INSTRUCTIONS FOR THE TASK
Copy out, word for word, the part of the records below that opens with the line containing "awards-label: الجوائز bbox=[458, 1140, 520, 1161]" and closes with the line containing "709, 520, 732]", including both of those lines.

:::

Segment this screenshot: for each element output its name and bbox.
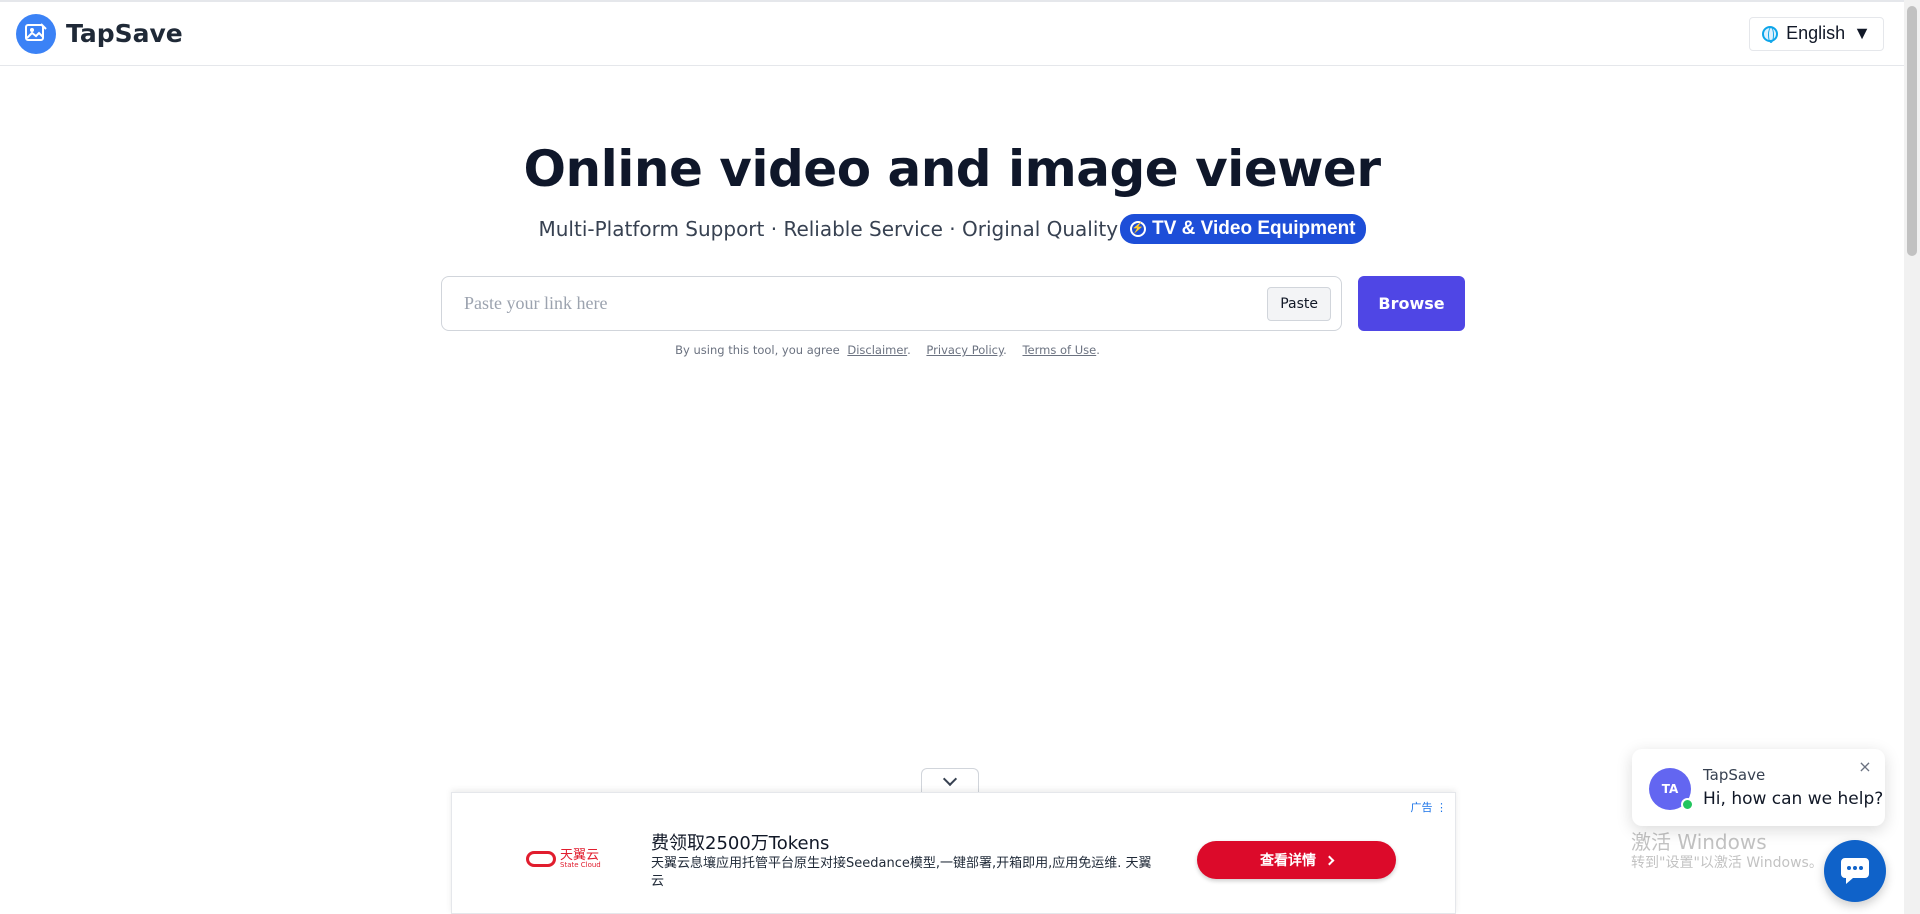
close-icon[interactable]: × — [1857, 757, 1873, 776]
link-search-box: Paste — [441, 276, 1342, 331]
ad-title: 费领取2500万Tokens — [651, 833, 830, 854]
brand-name: TapSave — [66, 19, 183, 48]
cloud-icon — [526, 851, 556, 867]
ad-logo: 天翼云 State Cloud — [526, 849, 601, 869]
hero-subtitle: Multi-Platform Support · Reliable Servic… — [0, 214, 1904, 244]
caret-down-icon: ▼ — [1853, 23, 1871, 43]
tv-equipment-badge[interactable]: ⚡ TV & Video Equipment — [1120, 214, 1366, 244]
ad-cta-label: 查看详情 — [1260, 853, 1316, 869]
chat-popup[interactable]: TA TapSave Hi, how can we help? × — [1632, 749, 1885, 826]
browse-button[interactable]: Browse — [1358, 276, 1465, 331]
chat-launcher-button[interactable] — [1824, 840, 1886, 902]
ad-cta-button[interactable]: 查看详情 — [1197, 841, 1396, 879]
chat-bubble-icon — [1841, 858, 1869, 884]
page-scrollbar[interactable] — [1904, 0, 1920, 914]
activation-watermark-subtitle: 转到"设置"以激活 Windows。 — [1631, 855, 1823, 871]
page-title: Online video and image viewer — [523, 140, 1381, 198]
online-status-icon — [1681, 798, 1694, 811]
ad-label[interactable]: 广告 ⋮ — [1411, 799, 1448, 815]
bolt-icon: ⚡ — [1130, 221, 1147, 237]
chat-agent-name: TapSave — [1703, 766, 1766, 784]
language-select[interactable]: English ▼ — [1749, 16, 1884, 51]
paste-button[interactable]: Paste — [1267, 286, 1331, 321]
site-header: TapSave English ▼ — [0, 0, 1904, 66]
chat-message: Hi, how can we help? — [1703, 789, 1884, 809]
privacy-policy-link[interactable]: Privacy Policy — [926, 343, 1003, 357]
image-logo-icon — [16, 13, 56, 54]
brand[interactable]: TapSave — [16, 13, 183, 54]
badge-label: TV & Video Equipment — [1152, 218, 1356, 239]
agreement-prefix: By using this tool, you agree — [675, 343, 840, 357]
activation-watermark-title: 激活 Windows — [1631, 830, 1767, 854]
scrollbar-thumb[interactable] — [1907, 6, 1917, 256]
globe-icon — [1762, 25, 1779, 43]
ad-collapse-toggle[interactable] — [921, 768, 979, 794]
disclaimer-link[interactable]: Disclaimer — [847, 343, 907, 357]
subtitle-text: Multi-Platform Support · Reliable Servic… — [538, 217, 1119, 241]
terms-of-use-link[interactable]: Terms of Use — [1022, 343, 1096, 357]
link-input[interactable] — [464, 293, 1268, 314]
ad-banner[interactable]: 广告 ⋮ 天翼云 State Cloud 费领取2500万Tokens 天翼云息… — [451, 792, 1456, 914]
language-label: English — [1786, 23, 1846, 43]
ad-logo-subtext: State Cloud — [560, 861, 601, 869]
ad-description: 天翼云息壤应用托管平台原生对接Seedance模型,一键部署,开箱即用,应用免运… — [651, 856, 1152, 889]
agreement-text: By using this tool, you agree Disclaimer… — [675, 343, 1100, 357]
chevron-down-icon — [942, 771, 958, 787]
chevron-right-icon — [1324, 855, 1335, 865]
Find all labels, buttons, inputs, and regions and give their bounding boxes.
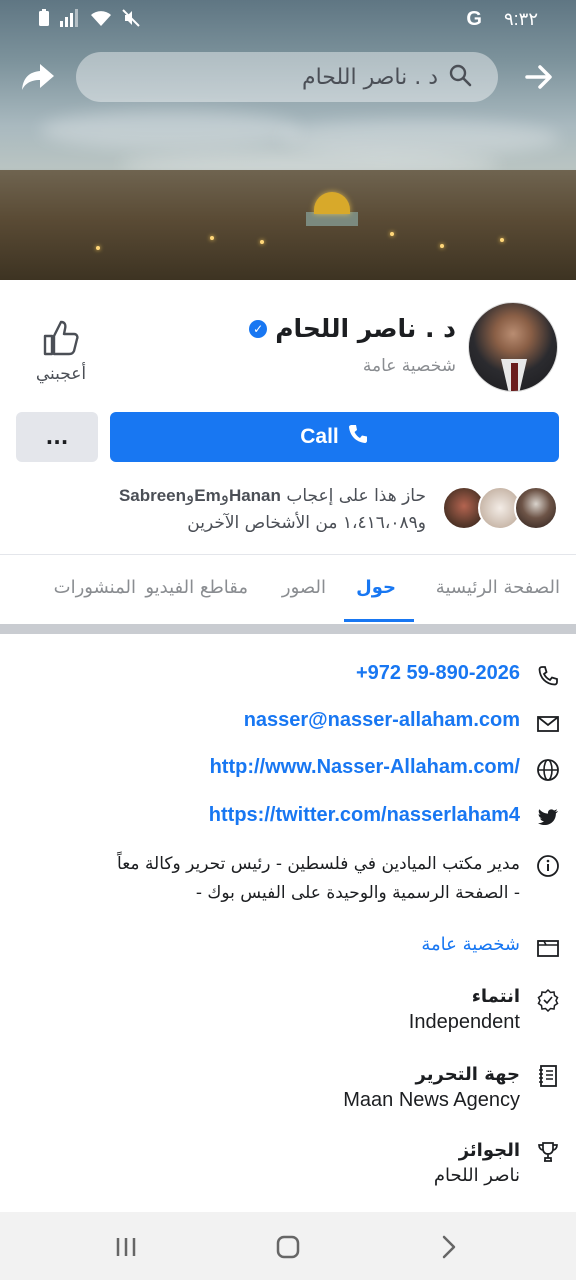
awards-label: الجوائز bbox=[458, 1140, 520, 1161]
wifi-icon bbox=[90, 9, 112, 32]
profile-name-row: د . ناصر اللحام ✓ bbox=[249, 314, 456, 343]
signal-icon bbox=[60, 9, 80, 32]
google-icon: G bbox=[466, 8, 482, 30]
friend-avatar bbox=[514, 486, 558, 530]
affiliation-row: انتماء Independent bbox=[409, 986, 520, 1034]
website-row[interactable]: http://www.Nasser-Allaham.com/ bbox=[210, 756, 520, 779]
editor-label: جهة التحرير bbox=[415, 1064, 520, 1085]
more-options-button[interactable]: ... bbox=[16, 412, 98, 462]
battery-icon bbox=[38, 9, 50, 32]
city-light bbox=[96, 246, 100, 250]
globe-icon bbox=[536, 758, 560, 782]
awards-value: ناصر اللحام bbox=[433, 1165, 520, 1186]
search-icon bbox=[448, 63, 472, 91]
city-skyline bbox=[0, 170, 576, 280]
phone-icon bbox=[347, 423, 369, 451]
tab-home[interactable]: الصفحة الرئيسية bbox=[436, 577, 560, 598]
email-row[interactable]: nasser@nasser-allaham.com bbox=[244, 709, 520, 732]
friends-line-1: حاز هذا على إعجاب HananوEmوSabreen bbox=[118, 486, 426, 506]
avatar-tie bbox=[511, 363, 518, 391]
friends-like-text[interactable]: حاز هذا على إعجاب HananوEmوSabreen و١،٤١… bbox=[46, 482, 426, 537]
mute-icon bbox=[122, 9, 140, 32]
like-button[interactable]: أعجبني bbox=[30, 318, 92, 384]
phone-row[interactable]: +972 59-890-2026 bbox=[356, 662, 520, 685]
friend-name: Em bbox=[194, 486, 221, 505]
city-light bbox=[440, 244, 444, 248]
verified-badge-icon: ✓ bbox=[249, 319, 268, 338]
thumbs-up-icon bbox=[41, 318, 81, 358]
like-label: أعجبني bbox=[35, 364, 87, 384]
bio-line-1: مدير مكتب الميادين في فلسطين - رئيس تحري… bbox=[117, 854, 520, 874]
profile-header: د . ناصر اللحام ✓ شخصية عامة أعجبني ... … bbox=[0, 280, 576, 554]
friend-name: Hanan bbox=[228, 486, 281, 505]
page-title: د . ناصر اللحام bbox=[275, 314, 456, 343]
editor-row: جهة التحرير Maan News Agency bbox=[343, 1064, 520, 1112]
back-arrow-icon[interactable] bbox=[524, 62, 554, 92]
tab-about[interactable]: حول bbox=[356, 577, 396, 598]
email-icon bbox=[536, 712, 560, 736]
friends-line-2: و١،٤١٦،٠٨٩ من الأشخاص الآخرين bbox=[187, 513, 426, 533]
search-bar[interactable]: د . ناصر اللحام bbox=[76, 52, 498, 102]
twitter-icon bbox=[536, 806, 560, 830]
city-light bbox=[500, 238, 504, 242]
back-icon[interactable] bbox=[434, 1232, 464, 1262]
system-nav-bar bbox=[0, 1212, 576, 1280]
website-link[interactable]: http://www.Nasser-Allaham.com/ bbox=[210, 756, 520, 778]
category-row[interactable]: شخصية عامة bbox=[421, 934, 520, 955]
info-icon bbox=[536, 854, 560, 878]
call-label: Call bbox=[300, 425, 339, 448]
page-category: شخصية عامة bbox=[362, 356, 456, 376]
profile-avatar[interactable] bbox=[468, 302, 558, 392]
affiliation-label: انتماء bbox=[471, 986, 520, 1007]
twitter-row[interactable]: https://twitter.com/nasserlaham4 bbox=[209, 804, 520, 827]
tab-videos[interactable]: مقاطع الفيديو bbox=[145, 577, 248, 598]
section-divider bbox=[0, 624, 576, 634]
city-light bbox=[390, 232, 394, 236]
bio-line-2: - الصفحة الرسمية والوحيدة على الفيس بوك … bbox=[195, 883, 520, 903]
friend-name: Sabreen bbox=[118, 486, 187, 505]
cover-photo[interactable]: G ٩:٣٢ د . ناصر اللحام bbox=[0, 0, 576, 280]
clock: ٩:٣٢ bbox=[503, 9, 538, 29]
city-light bbox=[210, 236, 214, 240]
cloud-shape bbox=[40, 110, 300, 150]
dome-base bbox=[306, 212, 358, 226]
search-input[interactable]: د . ناصر اللحام bbox=[302, 65, 438, 90]
friends-avatars[interactable] bbox=[442, 486, 558, 530]
badge-icon bbox=[536, 988, 560, 1013]
phone-icon bbox=[536, 664, 560, 688]
notebook-icon bbox=[536, 1064, 560, 1088]
email-link[interactable]: nasser@nasser-allaham.com bbox=[244, 709, 520, 731]
bio-text: مدير مكتب الميادين في فلسطين - رئيس تحري… bbox=[60, 850, 520, 908]
city-light bbox=[260, 240, 264, 244]
twitter-link[interactable]: https://twitter.com/nasserlaham4 bbox=[209, 804, 520, 826]
category-icon bbox=[536, 936, 560, 960]
status-bar: G ٩:٣٢ bbox=[0, 0, 576, 40]
home-icon[interactable] bbox=[273, 1232, 303, 1262]
tab-posts[interactable]: المنشورات bbox=[54, 577, 136, 598]
affiliation-value: Independent bbox=[408, 1011, 520, 1033]
active-tab-indicator bbox=[344, 619, 414, 622]
page-tabs: الصفحة الرئيسية حول الصور مقاطع الفيديو … bbox=[0, 554, 576, 624]
editor-value: Maan News Agency bbox=[343, 1089, 520, 1111]
trophy-icon bbox=[536, 1140, 560, 1164]
tab-photos[interactable]: الصور bbox=[282, 577, 326, 598]
awards-row: الجوائز ناصر اللحام bbox=[434, 1140, 520, 1186]
share-icon[interactable] bbox=[20, 58, 56, 94]
recent-apps-icon[interactable] bbox=[112, 1232, 142, 1262]
call-button[interactable]: Call bbox=[110, 412, 559, 462]
category-link[interactable]: شخصية عامة bbox=[421, 934, 520, 955]
phone-number[interactable]: +972 59-890-2026 bbox=[356, 662, 520, 684]
friends-prefix: حاز هذا على إعجاب bbox=[286, 486, 426, 506]
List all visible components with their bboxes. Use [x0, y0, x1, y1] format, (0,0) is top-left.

:::

FINISHED TASK
awards-label: الجوائز bbox=[458, 1140, 520, 1161]
wifi-icon bbox=[90, 9, 112, 32]
profile-name-row: د . ناصر اللحام ✓ bbox=[249, 314, 456, 343]
signal-icon bbox=[60, 9, 80, 32]
google-icon: G bbox=[466, 8, 482, 30]
friend-avatar bbox=[514, 486, 558, 530]
affiliation-row: انتماء Independent bbox=[409, 986, 520, 1034]
website-row[interactable]: http://www.Nasser-Allaham.com/ bbox=[210, 756, 520, 779]
editor-label: جهة التحرير bbox=[415, 1064, 520, 1085]
more-options-button[interactable]: ... bbox=[16, 412, 98, 462]
battery-icon bbox=[38, 9, 50, 32]
city-light bbox=[96, 246, 100, 250]
globe-icon bbox=[536, 758, 560, 782]
awards-value: ناصر اللحام bbox=[433, 1165, 520, 1186]
search-icon bbox=[448, 63, 472, 91]
city-skyline bbox=[0, 170, 576, 280]
phone-icon bbox=[347, 423, 369, 451]
tab-home[interactable]: الصفحة الرئيسية bbox=[436, 577, 560, 598]
email-row[interactable]: nasser@nasser-allaham.com bbox=[244, 709, 520, 732]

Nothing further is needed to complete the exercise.